Below is a block of records: output all of them exactly and leave out the pictures.

▽

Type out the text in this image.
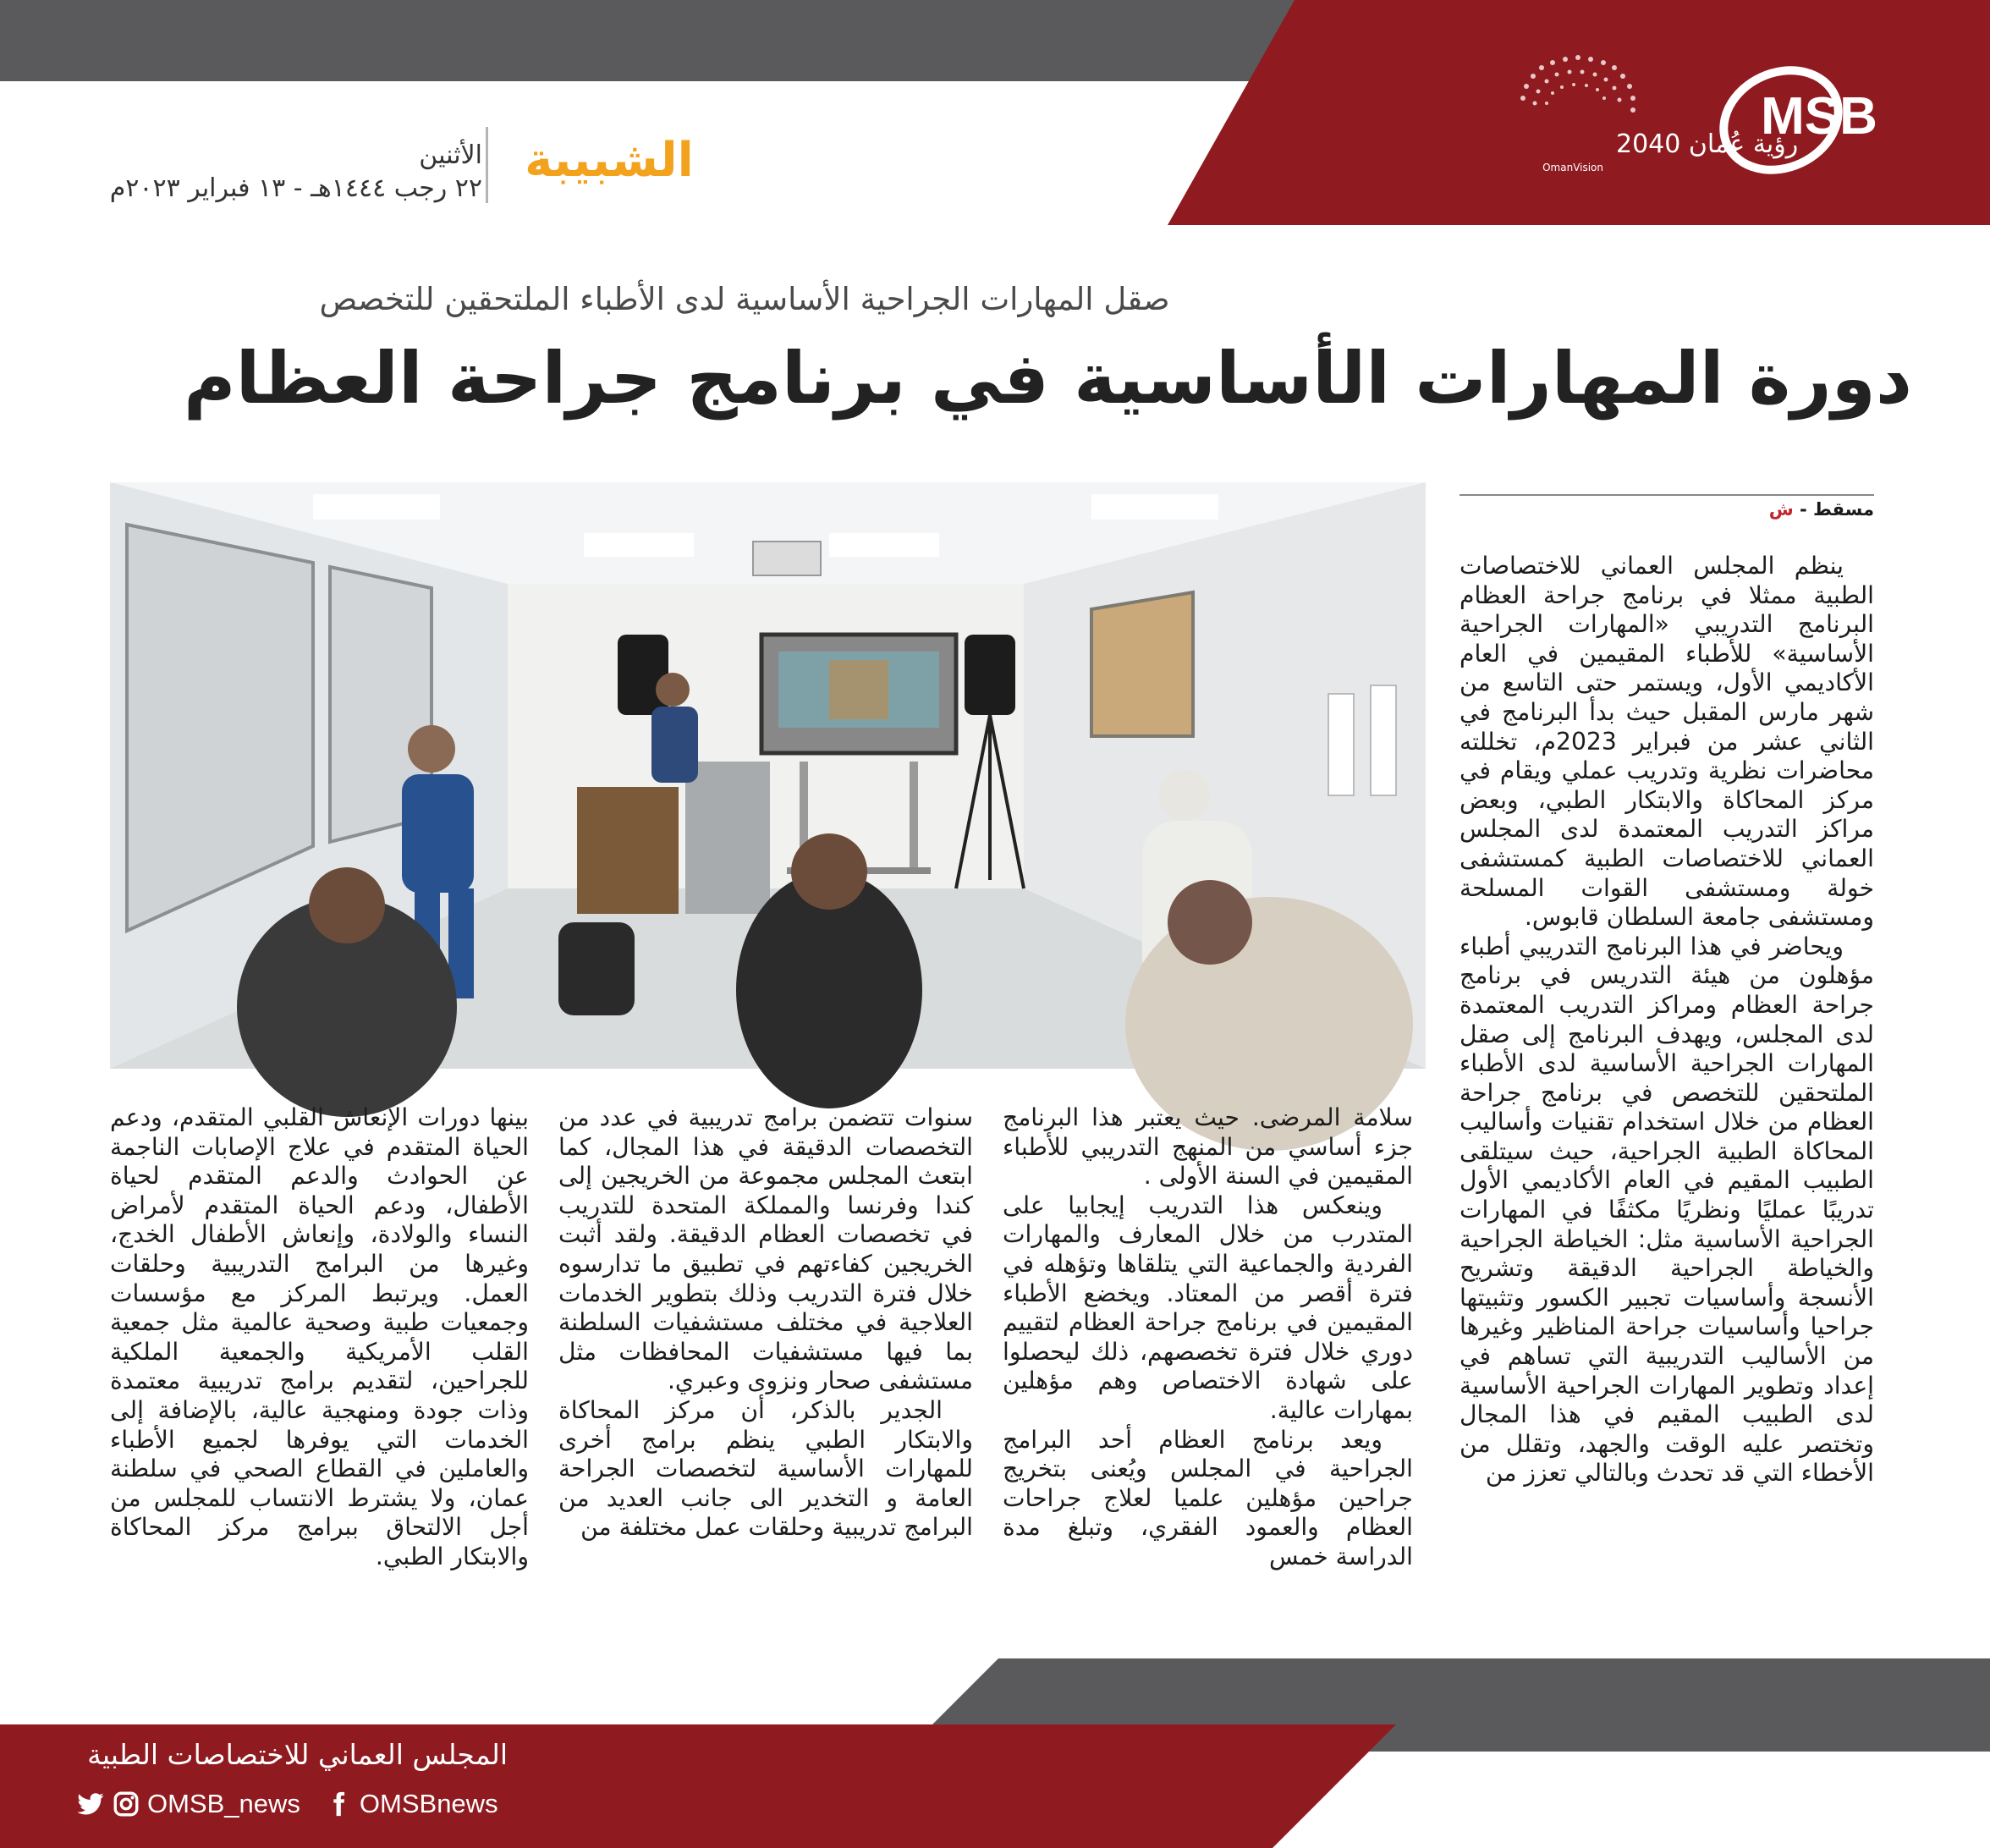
رؤية عُمان 2040
OmanVision
MSB
الشبيبة
الأثنين
٢٢ رجب ١٤٤٤هـ - ١٣ فبراير ٢٠٢٣م
صقل المهارات الجراحية الأساسية لدى الأطباء الملتحقين للتخصص
دورة المهارات الأساسية في برنامج جراحة العظام
مسقط - ش

ينظم المجلس العماني للاختصاصات الطبية ممثلا في برنامج جراحة العظام البرنامج التدريبي «المهارات الجراحية الأساسية» للأطباء المقيمين في العام الأكاديمي الأول، ويستمر حتى التاسع من شهر مارس المقبل حيث بدأ البرنامج في الثاني عشر من فبراير 2023م، تخللته محاضرات نظرية وتدريب عملي ويقام في مركز المحاكاة والابتكار الطبي، وبعض مراكز التدريب المعتمدة لدى المجلس العماني للاختصاصات الطبية كمستشفى خولة ومستشفى القوات المسلحة ومستشفى جامعة السلطان قابوس.

ويحاضر في هذا البرنامج التدريبي أطباء مؤهلون من هيئة التدريس في برنامج جراحة العظام ومراكز التدريب المعتمدة لدى المجلس، ويهدف البرنامج إلى صقل المهارات الجراحية الأساسية لدى الأطباء الملتحقين للتخصص في برنامج جراحة العظام من خلال استخدام تقنيات وأساليب المحاكاة الطبية الجراحية، حيث سيتلقى الطبيب المقيم في العام الأكاديمي الأول تدريبًا عمليًا ونظريًا مكثفًا في المهارات الجراحية الأساسية مثل: الخياطة الجراحية والخياطة الجراحية الدقيقة وتشريح الأنسجة وأساسيات تجبير الكسور وتثبيتها جراحيا وأساسيات جراحة المناظير وغيرها من الأساليب التدريبية التي تساهم في إعداد وتطوير المهارات الجراحية الأساسية لدى الطبيب المقيم في هذا المجال وتختصر عليه الوقت والجهد، وتقلل من الأخطاء التي قد تحدث وبالتالي تعزز من

سلامة المرضى. حيث يعتبر هذا البرنامج جزء أساسي من المنهج التدريبي للأطباء المقيمين في السنة الأولى .

وينعكس هذا التدريب إيجابيا على المتدرب من خلال المعارف والمهارات الفردية والجماعية التي يتلقاها وتؤهله في فترة أقصر من المعتاد. ويخضع الأطباء المقيمين في برنامج جراحة العظام لتقييم دوري خلال فترة تخصصهم، ذلك ليحصلوا على شهادة الاختصاص وهم مؤهلين بمهارات عالية.

ويعد برنامج العظام أحد البرامج الجراحية في المجلس ويُعنى بتخريج جراحين مؤهلين علميا لعلاج جراحات العظام والعمود الفقري، وتبلغ مدة الدراسة خمس

سنوات تتضمن برامج تدريبية في عدد من التخصصات الدقيقة في هذا المجال، كما ابتعث المجلس مجموعة من الخريجين إلى كندا وفرنسا والمملكة المتحدة للتدريب في تخصصات العظام الدقيقة. ولقد أثبت الخريجين كفاءتهم في تطبيق ما تدارسوه خلال فترة التدريب وذلك بتطوير الخدمات العلاجية في مختلف مستشفيات السلطنة بما فيها مستشفيات المحافظات مثل مستشفى صحار ونزوى وعبري.

الجدير بالذكر، أن مركز المحاكاة والابتكار الطبي ينظم برامج أخرى للمهارات الأساسية لتخصصات الجراحة العامة و التخدير الى جانب العديد من البرامج تدريبية وحلقات عمل مختلفة من

بينها دورات الإنعاش القلبي المتقدم، ودعم الحياة المتقدم في علاج الإصابات الناجمة عن الحوادث والدعم المتقدم لحياة الأطفال، ودعم الحياة المتقدم لأمراض النساء والولادة، وإنعاش الأطفال الخدج، وغيرها من البرامج التدريبية وحلقات العمل. ويرتبط المركز مع مؤسسات وجمعيات طبية وصحية عالمية مثل جمعية القلب الأمريكية والجمعية الملكية للجراحين، لتقديم برامج تدريبية معتمدة وذات جودة ومنهجية عالية، بالإضافة إلى الخدمات التي يوفرها لجميع الأطباء والعاملين في القطاع الصحي في سلطنة عمان، ولا يشترط الانتساب للمجلس من أجل الالتحاق ببرامج مركز المحاكاة والابتكار الطبي.

المجلس العماني للاختصاصات الطبية
OMSB_news OMSBnews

△

• **Solved exercise**:
Type out the text in this image.
رؤية عُمان 2040
OmanVision
MSB
الشبيبة
الأثنين
٢٢ رجب ١٤٤٤هـ - ١٣ فبراير ٢٠٢٣م
صقل المهارات الجراحية الأساسية لدى الأطباء الملتحقين للتخصص
دورة المهارات الأساسية في برنامج جراحة العظام
مسقط - ش

ينظم المجلس العماني للاختصاصات الطبية ممثلا في برنامج جراحة العظام البرنامج التدريبي «المهارات الجراحية الأساسية» للأطباء المقيمين في العام الأكاديمي الأول، ويستمر حتى التاسع من شهر مارس المقبل حيث بدأ البرنامج في الثاني عشر من فبراير 2023م، تخللته محاضرات نظرية وتدريب عملي ويقام في مركز المحاكاة والابتكار الطبي، وبعض مراكز التدريب المعتمدة لدى المجلس العماني للاختصاصات الطبية كمستشفى خولة ومستشفى القوات المسلحة ومستشفى جامعة السلطان قابوس.

ويحاضر في هذا البرنامج التدريبي أطباء مؤهلون من هيئة التدريس في برنامج جراحة العظام ومراكز التدريب المعتمدة لدى المجلس، ويهدف البرنامج إلى صقل المهارات الجراحية الأساسية لدى الأطباء الملتحقين للتخصص في برنامج جراحة العظام من خلال استخدام تقنيات وأساليب المحاكاة الطبية الجراحية، حيث سيتلقى الطبيب المقيم في العام الأكاديمي الأول تدريبًا عمليًا ونظريًا مكثفًا في المهارات الجراحية الأساسية مثل: الخياطة الجراحية والخياطة الجراحية الدقيقة وتشريح الأنسجة وأساسيات تجبير الكسور وتثبيتها جراحيا وأساسيات جراحة المناظير وغيرها من الأساليب التدريبية التي تساهم في إعداد وتطوير المهارات الجراحية الأساسية لدى الطبيب المقيم في هذا المجال وتختصر عليه الوقت والجهد، وتقلل من الأخطاء التي قد تحدث وبالتالي تعزز من

سلامة المرضى. حيث يعتبر هذا البرنامج جزء أساسي من المنهج التدريبي للأطباء المقيمين في السنة الأولى .

وينعكس هذا التدريب إيجابيا على المتدرب من خلال المعارف والمهارات الفردية والجماعية التي يتلقاها وتؤهله في فترة أقصر من المعتاد. ويخضع الأطباء المقيمين في برنامج جراحة العظام لتقييم دوري خلال فترة تخصصهم، ذلك ليحصلوا على شهادة الاختصاص وهم مؤهلين بمهارات عالية.

ويعد برنامج العظام أحد البرامج الجراحية في المجلس ويُعنى بتخريج جراحين مؤهلين علميا لعلاج جراحات العظام والعمود الفقري، وتبلغ مدة الدراسة خمس

سنوات تتضمن برامج تدريبية في عدد من التخصصات الدقيقة في هذا المجال، كما ابتعث المجلس مجموعة من الخريجين إلى كندا وفرنسا والمملكة المتحدة للتدريب في تخصصات العظام الدقيقة. ولقد أثبت الخريجين كفاءتهم في تطبيق ما تدارسوه خلال فترة التدريب وذلك بتطوير الخدمات العلاجية في مختلف مستشفيات السلطنة بما فيها مستشفيات المحافظات مثل مستشفى صحار ونزوى وعبري.

الجدير بالذكر، أن مركز المحاكاة والابتكار الطبي ينظم برامج أخرى للمهارات الأساسية لتخصصات الجراحة العامة و التخدير الى جانب العديد من البرامج تدريبية وحلقات عمل مختلفة من

بينها دورات الإنعاش القلبي المتقدم، ودعم الحياة المتقدم في علاج الإصابات الناجمة عن الحوادث والدعم المتقدم لحياة الأطفال، ودعم الحياة المتقدم لأمراض النساء والولادة، وإنعاش الأطفال الخدج، وغيرها من البرامج التدريبية وحلقات العمل. ويرتبط المركز مع مؤسسات وجمعيات طبية وصحية عالمية مثل جمعية القلب الأمريكية والجمعية الملكية للجراحين، لتقديم برامج تدريبية معتمدة وذات جودة ومنهجية عالية، بالإضافة إلى الخدمات التي يوفرها لجميع الأطباء والعاملين في القطاع الصحي في سلطنة عمان، ولا يشترط الانتساب للمجلس من أجل الالتحاق ببرامج مركز المحاكاة والابتكار الطبي.

المجلس العماني للاختصاصات الطبية
OMSB_news OMSBnews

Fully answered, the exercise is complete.